MATERIAL PROVIDED:

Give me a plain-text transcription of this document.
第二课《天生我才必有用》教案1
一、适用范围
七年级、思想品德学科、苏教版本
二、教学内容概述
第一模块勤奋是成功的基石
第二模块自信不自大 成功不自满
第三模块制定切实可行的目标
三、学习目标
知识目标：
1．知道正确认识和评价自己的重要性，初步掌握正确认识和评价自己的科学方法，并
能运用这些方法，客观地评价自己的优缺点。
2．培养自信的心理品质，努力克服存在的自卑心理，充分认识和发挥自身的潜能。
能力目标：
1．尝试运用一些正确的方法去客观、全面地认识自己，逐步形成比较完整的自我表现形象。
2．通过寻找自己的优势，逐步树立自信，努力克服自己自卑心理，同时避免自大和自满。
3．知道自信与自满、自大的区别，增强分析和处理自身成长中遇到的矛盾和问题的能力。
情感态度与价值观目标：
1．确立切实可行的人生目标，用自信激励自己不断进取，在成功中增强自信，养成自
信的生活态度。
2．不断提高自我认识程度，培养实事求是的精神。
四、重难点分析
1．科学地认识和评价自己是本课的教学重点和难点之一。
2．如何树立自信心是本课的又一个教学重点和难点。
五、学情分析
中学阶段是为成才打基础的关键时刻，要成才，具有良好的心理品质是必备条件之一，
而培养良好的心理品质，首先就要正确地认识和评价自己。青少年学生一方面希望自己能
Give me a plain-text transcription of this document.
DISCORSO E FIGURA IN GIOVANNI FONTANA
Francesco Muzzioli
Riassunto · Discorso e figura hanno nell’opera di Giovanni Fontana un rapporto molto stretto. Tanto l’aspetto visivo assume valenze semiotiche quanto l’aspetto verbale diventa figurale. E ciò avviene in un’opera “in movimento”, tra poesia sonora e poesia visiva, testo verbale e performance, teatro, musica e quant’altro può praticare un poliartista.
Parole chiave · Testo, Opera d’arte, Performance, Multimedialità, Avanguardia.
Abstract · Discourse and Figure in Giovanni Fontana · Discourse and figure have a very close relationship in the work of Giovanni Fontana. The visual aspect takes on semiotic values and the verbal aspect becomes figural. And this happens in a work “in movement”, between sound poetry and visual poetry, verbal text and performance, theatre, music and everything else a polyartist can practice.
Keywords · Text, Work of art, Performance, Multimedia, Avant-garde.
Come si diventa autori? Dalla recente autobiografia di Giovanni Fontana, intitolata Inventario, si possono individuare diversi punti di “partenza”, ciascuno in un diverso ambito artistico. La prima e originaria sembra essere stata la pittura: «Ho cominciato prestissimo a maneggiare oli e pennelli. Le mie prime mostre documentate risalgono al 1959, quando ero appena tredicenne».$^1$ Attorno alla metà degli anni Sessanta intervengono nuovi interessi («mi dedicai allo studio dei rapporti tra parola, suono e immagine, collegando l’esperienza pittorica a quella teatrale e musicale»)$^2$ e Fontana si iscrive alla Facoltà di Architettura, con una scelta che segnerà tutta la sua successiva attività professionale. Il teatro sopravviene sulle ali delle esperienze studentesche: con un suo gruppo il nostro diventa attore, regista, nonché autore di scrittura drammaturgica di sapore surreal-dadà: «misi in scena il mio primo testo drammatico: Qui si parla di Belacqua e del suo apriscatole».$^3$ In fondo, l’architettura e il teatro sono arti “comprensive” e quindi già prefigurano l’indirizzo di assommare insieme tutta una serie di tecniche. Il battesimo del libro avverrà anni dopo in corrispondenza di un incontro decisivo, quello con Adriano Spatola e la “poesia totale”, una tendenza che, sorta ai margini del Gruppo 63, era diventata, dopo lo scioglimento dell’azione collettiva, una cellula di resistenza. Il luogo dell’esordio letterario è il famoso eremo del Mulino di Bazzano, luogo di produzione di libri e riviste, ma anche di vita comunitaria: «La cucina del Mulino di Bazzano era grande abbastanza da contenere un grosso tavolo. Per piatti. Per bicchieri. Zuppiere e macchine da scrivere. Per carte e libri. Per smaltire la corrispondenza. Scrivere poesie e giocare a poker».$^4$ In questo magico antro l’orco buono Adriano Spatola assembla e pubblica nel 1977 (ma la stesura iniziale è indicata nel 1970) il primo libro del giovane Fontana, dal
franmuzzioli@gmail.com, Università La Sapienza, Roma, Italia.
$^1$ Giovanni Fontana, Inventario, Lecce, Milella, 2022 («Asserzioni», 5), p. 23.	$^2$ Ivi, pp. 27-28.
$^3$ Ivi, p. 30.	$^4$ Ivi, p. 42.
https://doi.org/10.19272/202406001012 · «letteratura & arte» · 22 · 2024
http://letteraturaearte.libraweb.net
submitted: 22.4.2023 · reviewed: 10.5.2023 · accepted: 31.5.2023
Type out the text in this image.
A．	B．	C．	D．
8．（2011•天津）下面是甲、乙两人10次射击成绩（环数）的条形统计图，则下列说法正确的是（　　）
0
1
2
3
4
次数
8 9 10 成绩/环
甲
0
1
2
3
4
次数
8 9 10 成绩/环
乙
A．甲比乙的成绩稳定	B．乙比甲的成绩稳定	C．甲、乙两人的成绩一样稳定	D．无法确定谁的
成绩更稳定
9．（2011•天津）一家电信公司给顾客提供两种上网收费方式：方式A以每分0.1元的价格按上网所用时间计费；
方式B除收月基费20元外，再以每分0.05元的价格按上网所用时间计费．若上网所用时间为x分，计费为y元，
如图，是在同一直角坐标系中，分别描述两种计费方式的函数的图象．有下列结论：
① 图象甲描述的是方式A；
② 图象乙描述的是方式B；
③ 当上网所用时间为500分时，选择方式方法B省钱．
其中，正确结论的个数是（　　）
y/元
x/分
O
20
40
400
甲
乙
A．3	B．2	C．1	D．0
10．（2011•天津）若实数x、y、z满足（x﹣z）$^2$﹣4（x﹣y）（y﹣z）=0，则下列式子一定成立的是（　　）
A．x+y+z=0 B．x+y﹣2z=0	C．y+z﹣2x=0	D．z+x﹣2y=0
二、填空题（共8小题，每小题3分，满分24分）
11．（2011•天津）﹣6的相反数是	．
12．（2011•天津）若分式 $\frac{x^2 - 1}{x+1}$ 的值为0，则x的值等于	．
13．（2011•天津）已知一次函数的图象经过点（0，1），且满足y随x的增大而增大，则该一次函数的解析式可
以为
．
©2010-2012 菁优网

DESCRIPTION OF THE TASK:
From the listing above, copy every line that holds the string "this".

COMPLETE RESPONSE:
Give me a plain-text transcription of this document.
Give me a plain-text transcription of this document.
Abstract · Discourse and Figure in Giovanni Fontana · Discourse and figure have a very close relationship in the work of Giovanni Fontana. The visual aspect takes on semiotic values and the verbal aspect becomes figural. And this happens in a work “in movement”, between sound poetry and visual poetry, verbal text and performance, theatre, music and everything else a polyartist can practice.
Type out the text in this image.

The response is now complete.